Work to complete –
Print every entry exactly as written.

* Start Extracted records *

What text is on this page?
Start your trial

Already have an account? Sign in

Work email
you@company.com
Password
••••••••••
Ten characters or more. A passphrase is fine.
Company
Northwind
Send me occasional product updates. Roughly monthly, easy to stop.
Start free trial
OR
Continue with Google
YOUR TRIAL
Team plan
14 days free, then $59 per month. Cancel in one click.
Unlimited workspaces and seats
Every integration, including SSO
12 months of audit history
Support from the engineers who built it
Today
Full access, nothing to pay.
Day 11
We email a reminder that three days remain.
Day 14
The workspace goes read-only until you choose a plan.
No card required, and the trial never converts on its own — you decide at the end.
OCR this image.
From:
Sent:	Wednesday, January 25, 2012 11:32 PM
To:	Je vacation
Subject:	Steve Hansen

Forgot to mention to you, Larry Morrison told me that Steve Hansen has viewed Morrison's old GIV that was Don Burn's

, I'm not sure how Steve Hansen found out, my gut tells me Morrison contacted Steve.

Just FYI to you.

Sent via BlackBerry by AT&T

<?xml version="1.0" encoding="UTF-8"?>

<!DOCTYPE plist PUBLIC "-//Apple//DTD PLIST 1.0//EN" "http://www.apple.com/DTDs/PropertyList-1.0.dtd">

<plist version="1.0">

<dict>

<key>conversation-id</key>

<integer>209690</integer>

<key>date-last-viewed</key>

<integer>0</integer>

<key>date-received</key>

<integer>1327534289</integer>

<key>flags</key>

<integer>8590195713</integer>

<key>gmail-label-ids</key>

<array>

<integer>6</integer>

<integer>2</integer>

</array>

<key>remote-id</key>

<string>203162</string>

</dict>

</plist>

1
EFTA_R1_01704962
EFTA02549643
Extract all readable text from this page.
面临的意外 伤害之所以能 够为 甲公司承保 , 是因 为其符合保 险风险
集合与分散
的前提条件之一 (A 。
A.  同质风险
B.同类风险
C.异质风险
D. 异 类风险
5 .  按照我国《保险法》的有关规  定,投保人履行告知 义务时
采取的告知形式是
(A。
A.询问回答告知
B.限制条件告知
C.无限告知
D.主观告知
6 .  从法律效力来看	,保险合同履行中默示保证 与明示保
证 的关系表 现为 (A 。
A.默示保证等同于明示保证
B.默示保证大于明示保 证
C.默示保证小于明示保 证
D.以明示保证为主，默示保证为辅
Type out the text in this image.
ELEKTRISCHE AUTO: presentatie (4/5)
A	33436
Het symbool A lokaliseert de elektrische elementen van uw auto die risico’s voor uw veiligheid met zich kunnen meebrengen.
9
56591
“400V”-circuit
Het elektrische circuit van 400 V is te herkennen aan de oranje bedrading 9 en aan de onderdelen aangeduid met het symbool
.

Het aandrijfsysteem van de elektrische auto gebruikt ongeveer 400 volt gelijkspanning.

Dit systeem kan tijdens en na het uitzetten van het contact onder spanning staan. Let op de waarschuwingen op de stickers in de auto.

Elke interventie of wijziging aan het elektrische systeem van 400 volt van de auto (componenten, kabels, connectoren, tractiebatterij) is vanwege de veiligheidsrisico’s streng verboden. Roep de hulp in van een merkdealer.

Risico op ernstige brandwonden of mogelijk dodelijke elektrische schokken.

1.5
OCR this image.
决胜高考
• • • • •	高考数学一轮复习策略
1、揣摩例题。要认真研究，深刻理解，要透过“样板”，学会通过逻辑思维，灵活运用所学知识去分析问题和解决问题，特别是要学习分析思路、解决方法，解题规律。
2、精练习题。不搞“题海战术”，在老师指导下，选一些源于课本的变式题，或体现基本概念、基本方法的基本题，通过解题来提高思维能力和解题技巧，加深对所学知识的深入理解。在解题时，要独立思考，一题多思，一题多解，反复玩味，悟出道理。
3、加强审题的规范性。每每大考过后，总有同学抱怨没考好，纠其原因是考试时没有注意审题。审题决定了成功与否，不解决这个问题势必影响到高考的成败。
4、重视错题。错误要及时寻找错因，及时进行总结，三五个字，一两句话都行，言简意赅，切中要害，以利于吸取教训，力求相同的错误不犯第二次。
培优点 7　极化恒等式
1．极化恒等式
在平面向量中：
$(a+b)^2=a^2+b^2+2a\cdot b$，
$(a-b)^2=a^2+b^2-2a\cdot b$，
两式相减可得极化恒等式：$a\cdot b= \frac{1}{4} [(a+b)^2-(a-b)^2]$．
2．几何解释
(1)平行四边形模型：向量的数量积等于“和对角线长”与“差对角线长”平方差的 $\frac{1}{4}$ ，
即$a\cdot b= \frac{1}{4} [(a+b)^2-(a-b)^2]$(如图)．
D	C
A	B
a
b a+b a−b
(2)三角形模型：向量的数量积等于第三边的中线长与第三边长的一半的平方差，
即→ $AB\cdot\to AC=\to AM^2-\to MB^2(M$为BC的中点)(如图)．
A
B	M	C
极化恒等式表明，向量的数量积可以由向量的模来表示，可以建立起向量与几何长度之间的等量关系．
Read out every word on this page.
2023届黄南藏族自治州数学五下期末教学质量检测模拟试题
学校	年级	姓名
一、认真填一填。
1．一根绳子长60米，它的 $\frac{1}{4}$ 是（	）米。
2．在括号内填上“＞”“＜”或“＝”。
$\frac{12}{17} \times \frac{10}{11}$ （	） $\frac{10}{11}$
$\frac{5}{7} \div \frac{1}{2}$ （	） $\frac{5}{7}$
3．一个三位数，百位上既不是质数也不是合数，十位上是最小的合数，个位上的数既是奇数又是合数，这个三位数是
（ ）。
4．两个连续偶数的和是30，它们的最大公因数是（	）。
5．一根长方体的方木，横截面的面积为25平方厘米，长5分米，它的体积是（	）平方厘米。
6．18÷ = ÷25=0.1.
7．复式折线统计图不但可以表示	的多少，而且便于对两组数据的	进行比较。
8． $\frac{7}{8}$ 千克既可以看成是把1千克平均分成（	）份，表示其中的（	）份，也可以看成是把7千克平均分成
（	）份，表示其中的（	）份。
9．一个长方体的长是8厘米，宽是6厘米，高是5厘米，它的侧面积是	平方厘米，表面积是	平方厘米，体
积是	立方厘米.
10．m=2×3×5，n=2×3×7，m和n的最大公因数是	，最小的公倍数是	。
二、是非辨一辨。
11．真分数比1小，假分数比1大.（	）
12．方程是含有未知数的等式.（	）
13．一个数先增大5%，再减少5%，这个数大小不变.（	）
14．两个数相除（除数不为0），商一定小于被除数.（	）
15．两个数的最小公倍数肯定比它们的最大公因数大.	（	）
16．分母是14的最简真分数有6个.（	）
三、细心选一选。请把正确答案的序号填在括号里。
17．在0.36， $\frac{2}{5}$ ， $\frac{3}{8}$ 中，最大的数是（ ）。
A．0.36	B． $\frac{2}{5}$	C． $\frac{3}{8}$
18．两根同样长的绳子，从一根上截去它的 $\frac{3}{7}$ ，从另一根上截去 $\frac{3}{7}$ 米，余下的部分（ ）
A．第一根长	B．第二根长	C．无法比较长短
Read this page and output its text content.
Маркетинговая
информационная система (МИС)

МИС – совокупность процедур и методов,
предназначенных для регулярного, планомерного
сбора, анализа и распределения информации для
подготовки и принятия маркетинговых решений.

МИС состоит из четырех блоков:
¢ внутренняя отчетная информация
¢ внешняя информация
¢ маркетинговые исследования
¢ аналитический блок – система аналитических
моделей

* End Extracted records *

Solution for this exercise –
What text is on this page?
Start your trial

Already have an account? Sign in

Work email
you@company.com
Password
••••••••••
Ten characters or more. A passphrase is fine.
Company
Northwind
Send me occasional product updates. Roughly monthly, easy to stop.
Start free trial
OR
Continue with Google
YOUR TRIAL
Team plan
14 days free, then $59 per month. Cancel in one click.
Unlimited workspaces and seats
Every integration, including SSO
12 months of audit history
Support from the engineers who built it
Today
Full access, nothing to pay.
Day 11
We email a reminder that three days remain.
Day 14
The workspace goes read-only until you choose a plan.
No card required, and the trial never converts on its own — you decide at the end.
OCR this image.
From:
Sent:	Wednesday, January 25, 2012 11:32 PM
To:	Je vacation
Subject:	Steve Hansen

Forgot to mention to you, Larry Morrison told me that Steve Hansen has viewed Morrison's old GIV that was Don Burn's

, I'm not sure how Steve Hansen found out, my gut tells me Morrison contacted Steve.

Just FYI to you.

Sent via BlackBerry by AT&T

<?xml version="1.0" encoding="UTF-8"?>

<!DOCTYPE plist PUBLIC "-//Apple//DTD PLIST 1.0//EN" "http://www.apple.com/DTDs/PropertyList-1.0.dtd">

<plist version="1.0">

<dict>

<key>conversation-id</key>

<integer>209690</integer>

<key>date-last-viewed</key>

<integer>0</integer>

<key>date-received</key>

<integer>1327534289</integer>

<key>flags</key>

<integer>8590195713</integer>

<key>gmail-label-ids</key>

<array>

<integer>6</integer>

<integer>2</integer>

</array>

<key>remote-id</key>

<string>203162</string>

</dict>

</plist>

1
EFTA_R1_01704962
EFTA02549643
Extract all readable text from this page.
面临的意外 伤害之所以能 够为 甲公司承保 , 是因 为其符合保 险风险
集合与分散
的前提条件之一 (A 。
A.  同质风险
B.同类风险
C.异质风险
D. 异 类风险
5 .  按照我国《保险法》的有关规  定,投保人履行告知 义务时
采取的告知形式是
(A。
A.询问回答告知
B.限制条件告知
C.无限告知
D.主观告知
6 .  从法律效力来看	,保险合同履行中默示保证 与明示保
证 的关系表 现为 (A 。
A.默示保证等同于明示保证
B.默示保证大于明示保 证
C.默示保证小于明示保 证
D.以明示保证为主，默示保证为辅
Type out the text in this image.
ELEKTRISCHE AUTO: presentatie (4/5)
A	33436
Het symbool A lokaliseert de elektrische elementen van uw auto die risico’s voor uw veiligheid met zich kunnen meebrengen.
9
56591
“400V”-circuit
Het elektrische circuit van 400 V is te herkennen aan de oranje bedrading 9 en aan de onderdelen aangeduid met het symbool
.

Het aandrijfsysteem van de elektrische auto gebruikt ongeveer 400 volt gelijkspanning.

Dit systeem kan tijdens en na het uitzetten van het contact onder spanning staan. Let op de waarschuwingen op de stickers in de auto.

Elke interventie of wijziging aan het elektrische systeem van 400 volt van de auto (componenten, kabels, connectoren, tractiebatterij) is vanwege de veiligheidsrisico’s streng verboden. Roep de hulp in van een merkdealer.

Risico op ernstige brandwonden of mogelijk dodelijke elektrische schokken.

1.5
OCR this image.
决胜高考
• • • • •	高考数学一轮复习策略
1、揣摩例题。要认真研究，深刻理解，要透过“样板”，学会通过逻辑思维，灵活运用所学知识去分析问题和解决问题，特别是要学习分析思路、解决方法，解题规律。
2、精练习题。不搞“题海战术”，在老师指导下，选一些源于课本的变式题，或体现基本概念、基本方法的基本题，通过解题来提高思维能力和解题技巧，加深对所学知识的深入理解。在解题时，要独立思考，一题多思，一题多解，反复玩味，悟出道理。
3、加强审题的规范性。每每大考过后，总有同学抱怨没考好，纠其原因是考试时没有注意审题。审题决定了成功与否，不解决这个问题势必影响到高考的成败。
4、重视错题。错误要及时寻找错因，及时进行总结，三五个字，一两句话都行，言简意赅，切中要害，以利于吸取教训，力求相同的错误不犯第二次。
培优点 7　极化恒等式
1．极化恒等式
在平面向量中：
$(a+b)^2=a^2+b^2+2a\cdot b$，
$(a-b)^2=a^2+b^2-2a\cdot b$，
两式相减可得极化恒等式：$a\cdot b= \frac{1}{4} [(a+b)^2-(a-b)^2]$．
2．几何解释
(1)平行四边形模型：向量的数量积等于“和对角线长”与“差对角线长”平方差的 $\frac{1}{4}$ ，
即$a\cdot b= \frac{1}{4} [(a+b)^2-(a-b)^2]$(如图)．
D	C
A	B
a
b a+b a−b
(2)三角形模型：向量的数量积等于第三边的中线长与第三边长的一半的平方差，
即→ $AB\cdot\to AC=\to AM^2-\to MB^2(M$为BC的中点)(如图)．
A
B	M	C
极化恒等式表明，向量的数量积可以由向量的模来表示，可以建立起向量与几何长度之间的等量关系．
Read out every word on this page.
2023届黄南藏族自治州数学五下期末教学质量检测模拟试题
学校	年级	姓名
一、认真填一填。
1．一根绳子长60米，它的 $\frac{1}{4}$ 是（	）米。
2．在括号内填上“＞”“＜”或“＝”。
$\frac{12}{17} \times \frac{10}{11}$ （	） $\frac{10}{11}$
$\frac{5}{7} \div \frac{1}{2}$ （	） $\frac{5}{7}$
3．一个三位数，百位上既不是质数也不是合数，十位上是最小的合数，个位上的数既是奇数又是合数，这个三位数是
（ ）。
4．两个连续偶数的和是30，它们的最大公因数是（	）。
5．一根长方体的方木，横截面的面积为25平方厘米，长5分米，它的体积是（	）平方厘米。
6．18÷ = ÷25=0.1.
7．复式折线统计图不但可以表示	的多少，而且便于对两组数据的	进行比较。
8． $\frac{7}{8}$ 千克既可以看成是把1千克平均分成（	）份，表示其中的（	）份，也可以看成是把7千克平均分成
（	）份，表示其中的（	）份。
9．一个长方体的长是8厘米，宽是6厘米，高是5厘米，它的侧面积是	平方厘米，表面积是	平方厘米，体
积是	立方厘米.
10．m=2×3×5，n=2×3×7，m和n的最大公因数是	，最小的公倍数是	。
二、是非辨一辨。
11．真分数比1小，假分数比1大.（	）
12．方程是含有未知数的等式.（	）
13．一个数先增大5%，再减少5%，这个数大小不变.（	）
14．两个数相除（除数不为0），商一定小于被除数.（	）
15．两个数的最小公倍数肯定比它们的最大公因数大.	（	）
16．分母是14的最简真分数有6个.（	）
三、细心选一选。请把正确答案的序号填在括号里。
17．在0.36， $\frac{2}{5}$ ， $\frac{3}{8}$ 中，最大的数是（ ）。
A．0.36	B． $\frac{2}{5}$	C． $\frac{3}{8}$
18．两根同样长的绳子，从一根上截去它的 $\frac{3}{7}$ ，从另一根上截去 $\frac{3}{7}$ 米，余下的部分（ ）
A．第一根长	B．第二根长	C．无法比较长短
Read this page and output its text content.
Маркетинговая
информационная система (МИС)

МИС – совокупность процедур и методов,
предназначенных для регулярного, планомерного
сбора, анализа и распределения информации для
подготовки и принятия маркетинговых решений.

МИС состоит из четырех блоков:
¢ внутренняя отчетная информация
¢ внешняя информация
¢ маркетинговые исследования
¢ аналитический блок – система аналитических
моделей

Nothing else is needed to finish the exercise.